▶ The tasks
**a.** Transcribe the part of the hurricane checklist below from "Two weeks out: the" up to and including "after the fact.".
**b.** Summarize the hurricane checklist below in two sentences.

Fix It OnceHandyman Services
July 7, 2026 Venice

Hurricane Preparedness Checklist for Venice & Sarasota Homeowners

A room-by-room, outside-in checklist for Sarasota County homes — lanai screens, gutters, shutters, and the pre-storm handyman fixes that actually matter.

Living on the Gulf side of Florida means every June through November you're one NOAA advisory away from scrambling. This is the checklist we walk our Venice, Sarasota, North Port, and Englewood customers through every year — the outside-in version we actually use on our own trucks.

Bookmark it, print it, and start at the top of the season, not the day the cone drops on you.

Two weeks out: the "off-season" list you should have already done

If a named storm is already in the Gulf, skip to the next section. This block is for June 1 through mid-July, before anything is spinning.

  • Trim trees and palms back from the roofline, gutters, and power drop. Sarasota County will not pick up storm debris that came off your tree if it's blocking the road after the fact.
  • Clean every gutter and downspout. A clogged gutter in a 4-inch-per-hour rain band is how water gets behind your fascia and into the soffit. If you're not comfortable on a ladder, this is the single most valuable [gutter cleaning](/gutter-cleaning-venice) call you'll make all year.
  • Reseal exterior caulking around windows, doors, hose bibbs, and lanai posts. Florida sun cracks silicone in about three years. See our [caulking & recaulking](/caulking-recaulking-venice) walkthrough for the surfaces that matter most.
  • Walk your roof (or have someone walk it) for lifted shingles, loose ridge caps, and popped nails. A 90 mph gust finds every one of them.
  • Test your generator under load — not just a pull-start. Change the oil, run it 30 minutes, and stabilize the gas in your storage cans.
  • Photograph every room and every exterior elevation for insurance. Store the photos in the cloud, not just on the phone that might not survive the week.

Five to seven days out (cone of uncertainty includes Sarasota County)

Now you're on the clock. Sarasota County typically calls voluntary evacuations for Zones A and B about 72 hours out — don't wait for that call to start.

  • Fill propane tanks and gas cans. Every station within 30 miles will be out 24 hours before landfall.
  • Refill prescriptions, pull cash, and top off both vehicles.
  • Charge every battery bank, tool battery, and headlamp you own.
  • Freeze water bottles flat in the deep freezer — they hold cold for 48+ hours after power loss and become drinking water after.
  • Confirm your evacuation zone at scgov.net if you're on a barrier island (Venice Island, Casey Key, Manasota Key, Siesta Key, Longboat Key). Zone A almost always evacuates for a Cat 2+.

Three days out: the "outside" pass

This is the pass that makes or breaks whether your home is livable on day 3.

▶ Recorded information
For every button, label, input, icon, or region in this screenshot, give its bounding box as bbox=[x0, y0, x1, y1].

▶ Full answers
**a.**
Two weeks out: the "off-season" list you should have already done

If a named storm is already in the Gulf, skip to the next section. This block is for June 1 through mid-July, before anything is spinning.

  • Trim trees and palms back from the roofline, gutters, and power drop. Sarasota County will not pick up storm debris that came off your tree if it's blocking the road after the fact.

**b.** The checklist gives Venice and Sarasota-area homeowners an outside-in hurricane plan, starting with work for June 1 through mid-July: trimming trees and palms, cleaning gutters and downspouts, resealing exterior caulking, checking the roof, testing the generator under load, and photographing the home for insurance. Five to seven days out, it says to fill propane tanks and gas cans, refill prescriptions, charge batteries, freeze water bottles, and confirm the evacuation zone, noting that Sarasota County typically calls voluntary evacuations for Zones A and B about 72 hours out.